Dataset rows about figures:
►

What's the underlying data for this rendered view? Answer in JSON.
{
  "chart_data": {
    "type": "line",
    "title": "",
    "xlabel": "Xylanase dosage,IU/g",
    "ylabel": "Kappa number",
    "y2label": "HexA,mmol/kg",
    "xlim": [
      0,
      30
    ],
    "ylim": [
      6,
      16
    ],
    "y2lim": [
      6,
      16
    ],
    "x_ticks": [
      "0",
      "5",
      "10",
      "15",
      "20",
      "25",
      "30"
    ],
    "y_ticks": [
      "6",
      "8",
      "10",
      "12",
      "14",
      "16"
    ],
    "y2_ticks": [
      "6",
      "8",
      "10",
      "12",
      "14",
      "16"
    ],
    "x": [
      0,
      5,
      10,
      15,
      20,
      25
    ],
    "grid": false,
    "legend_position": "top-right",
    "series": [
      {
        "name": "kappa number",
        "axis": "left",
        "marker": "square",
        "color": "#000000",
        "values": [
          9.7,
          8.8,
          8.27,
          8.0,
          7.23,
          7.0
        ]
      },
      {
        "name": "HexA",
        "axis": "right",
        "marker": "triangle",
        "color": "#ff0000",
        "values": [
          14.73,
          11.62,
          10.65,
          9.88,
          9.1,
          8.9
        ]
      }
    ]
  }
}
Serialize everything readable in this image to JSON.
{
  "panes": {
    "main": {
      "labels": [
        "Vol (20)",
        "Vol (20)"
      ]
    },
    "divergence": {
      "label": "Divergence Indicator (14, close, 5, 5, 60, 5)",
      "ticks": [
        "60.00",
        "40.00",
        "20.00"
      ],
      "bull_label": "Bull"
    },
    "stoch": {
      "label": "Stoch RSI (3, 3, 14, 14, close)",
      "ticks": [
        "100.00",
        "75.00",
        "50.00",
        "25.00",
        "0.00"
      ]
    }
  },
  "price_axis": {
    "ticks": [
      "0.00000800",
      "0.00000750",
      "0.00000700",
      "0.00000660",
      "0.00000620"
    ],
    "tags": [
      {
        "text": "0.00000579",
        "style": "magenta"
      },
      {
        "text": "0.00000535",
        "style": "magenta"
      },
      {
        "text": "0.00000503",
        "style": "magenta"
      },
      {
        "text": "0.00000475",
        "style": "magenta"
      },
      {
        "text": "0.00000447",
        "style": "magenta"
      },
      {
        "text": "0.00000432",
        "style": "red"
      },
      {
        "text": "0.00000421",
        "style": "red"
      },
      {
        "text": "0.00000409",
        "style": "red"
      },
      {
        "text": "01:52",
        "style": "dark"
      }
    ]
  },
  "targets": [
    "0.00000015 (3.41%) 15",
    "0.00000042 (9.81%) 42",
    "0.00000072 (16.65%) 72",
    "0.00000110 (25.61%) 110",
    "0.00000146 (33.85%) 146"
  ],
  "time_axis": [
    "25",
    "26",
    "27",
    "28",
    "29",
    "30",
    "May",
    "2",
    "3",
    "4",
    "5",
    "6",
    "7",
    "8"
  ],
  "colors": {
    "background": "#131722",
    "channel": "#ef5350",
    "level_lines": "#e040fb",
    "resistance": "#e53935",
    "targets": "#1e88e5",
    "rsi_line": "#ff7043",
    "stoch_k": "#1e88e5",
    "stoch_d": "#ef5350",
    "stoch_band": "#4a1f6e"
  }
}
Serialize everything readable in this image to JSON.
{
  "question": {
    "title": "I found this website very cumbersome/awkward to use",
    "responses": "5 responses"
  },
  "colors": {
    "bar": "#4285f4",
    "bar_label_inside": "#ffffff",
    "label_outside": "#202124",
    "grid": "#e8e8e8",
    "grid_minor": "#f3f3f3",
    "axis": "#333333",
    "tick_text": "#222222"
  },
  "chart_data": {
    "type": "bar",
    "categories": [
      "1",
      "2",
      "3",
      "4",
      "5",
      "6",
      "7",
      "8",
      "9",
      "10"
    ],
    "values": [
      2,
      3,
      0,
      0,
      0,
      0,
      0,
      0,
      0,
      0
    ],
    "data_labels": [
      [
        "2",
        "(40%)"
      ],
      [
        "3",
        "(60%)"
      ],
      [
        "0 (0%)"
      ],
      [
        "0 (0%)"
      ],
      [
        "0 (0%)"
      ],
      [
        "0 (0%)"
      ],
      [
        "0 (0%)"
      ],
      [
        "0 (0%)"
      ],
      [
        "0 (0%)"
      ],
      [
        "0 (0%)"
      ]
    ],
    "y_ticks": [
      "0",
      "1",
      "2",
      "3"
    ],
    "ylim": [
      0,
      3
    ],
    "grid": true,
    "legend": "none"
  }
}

◄

TASK: Please restate the whole listing word for word.

PROBLEM SOLUTION:
What's the underlying data for this rendered view? Answer in JSON.
{
  "chart_data": {
    "type": "line",
    "title": "",
    "xlabel": "Xylanase dosage,IU/g",
    "ylabel": "Kappa number",
    "y2label": "HexA,mmol/kg",
    "xlim": [
      0,
      30
    ],
    "ylim": [
      6,
      16
    ],
    "y2lim": [
      6,
      16
    ],
    "x_ticks": [
      "0",
      "5",
      "10",
      "15",
      "20",
      "25",
      "30"
    ],
    "y_ticks": [
      "6",
      "8",
      "10",
      "12",
      "14",
      "16"
    ],
    "y2_ticks": [
      "6",
      "8",
      "10",
      "12",
      "14",
      "16"
    ],
    "x": [
      0,
      5,
      10,
      15,
      20,
      25
    ],
    "grid": false,
    "legend_position": "top-right",
    "series": [
      {
        "name": "kappa number",
        "axis": "left",
        "marker": "square",
        "color": "#000000",
        "values": [
          9.7,
          8.8,
          8.27,
          8.0,
          7.23,
          7.0
        ]
      },
      {
        "name": "HexA",
        "axis": "right",
        "marker": "triangle",
        "color": "#ff0000",
        "values": [
          14.73,
          11.62,
          10.65,
          9.88,
          9.1,
          8.9
        ]
      }
    ]
  }
}
Serialize everything readable in this image to JSON.
{
  "panes": {
    "main": {
      "labels": [
        "Vol (20)",
        "Vol (20)"
      ]
    },
    "divergence": {
      "label": "Divergence Indicator (14, close, 5, 5, 60, 5)",
      "ticks": [
        "60.00",
        "40.00",
        "20.00"
      ],
      "bull_label": "Bull"
    },
    "stoch": {
      "label": "Stoch RSI (3, 3, 14, 14, close)",
      "ticks": [
        "100.00",
        "75.00",
        "50.00",
        "25.00",
        "0.00"
      ]
    }
  },
  "price_axis": {
    "ticks": [
      "0.00000800",
      "0.00000750",
      "0.00000700",
      "0.00000660",
      "0.00000620"
    ],
    "tags": [
      {
        "text": "0.00000579",
        "style": "magenta"
      },
      {
        "text": "0.00000535",
        "style": "magenta"
      },
      {
        "text": "0.00000503",
        "style": "magenta"
      },
      {
        "text": "0.00000475",
        "style": "magenta"
      },
      {
        "text": "0.00000447",
        "style": "magenta"
      },
      {
        "text": "0.00000432",
        "style": "red"
      },
      {
        "text": "0.00000421",
        "style": "red"
      },
      {
        "text": "0.00000409",
        "style": "red"
      },
      {
        "text": "01:52",
        "style": "dark"
      }
    ]
  },
  "targets": [
    "0.00000015 (3.41%) 15",
    "0.00000042 (9.81%) 42",
    "0.00000072 (16.65%) 72",
    "0.00000110 (25.61%) 110",
    "0.00000146 (33.85%) 146"
  ],
  "time_axis": [
    "25",
    "26",
    "27",
    "28",
    "29",
    "30",
    "May",
    "2",
    "3",
    "4",
    "5",
    "6",
    "7",
    "8"
  ],
  "colors": {
    "background": "#131722",
    "channel": "#ef5350",
    "level_lines": "#e040fb",
    "resistance": "#e53935",
    "targets": "#1e88e5",
    "rsi_line": "#ff7043",
    "stoch_k": "#1e88e5",
    "stoch_d": "#ef5350",
    "stoch_band": "#4a1f6e"
  }
}
Serialize everything readable in this image to JSON.
{
  "question": {
    "title": "I found this website very cumbersome/awkward to use",
    "responses": "5 responses"
  },
  "colors": {
    "bar": "#4285f4",
    "bar_label_inside": "#ffffff",
    "label_outside": "#202124",
    "grid": "#e8e8e8",
    "grid_minor": "#f3f3f3",
    "axis": "#333333",
    "tick_text": "#222222"
  },
  "chart_data": {
    "type": "bar",
    "categories": [
      "1",
      "2",
      "3",
      "4",
      "5",
      "6",
      "7",
      "8",
      "9",
      "10"
    ],
    "values": [
      2,
      3,
      0,
      0,
      0,
      0,
      0,
      0,
      0,
      0
    ],
    "data_labels": [
      [
        "2",
        "(40%)"
      ],
      [
        "3",
        "(60%)"
      ],
      [
        "0 (0%)"
      ],
      [
        "0 (0%)"
      ],
      [
        "0 (0%)"
      ],
      [
        "0 (0%)"
      ],
      [
        "0 (0%)"
      ],
      [
        "0 (0%)"
      ],
      [
        "0 (0%)"
      ],
      [
        "0 (0%)"
      ]
    ],
    "y_ticks": [
      "0",
      "1",
      "2",
      "3"
    ],
    "ylim": [
      0,
      3
    ],
    "grid": true,
    "legend": "none"
  }
}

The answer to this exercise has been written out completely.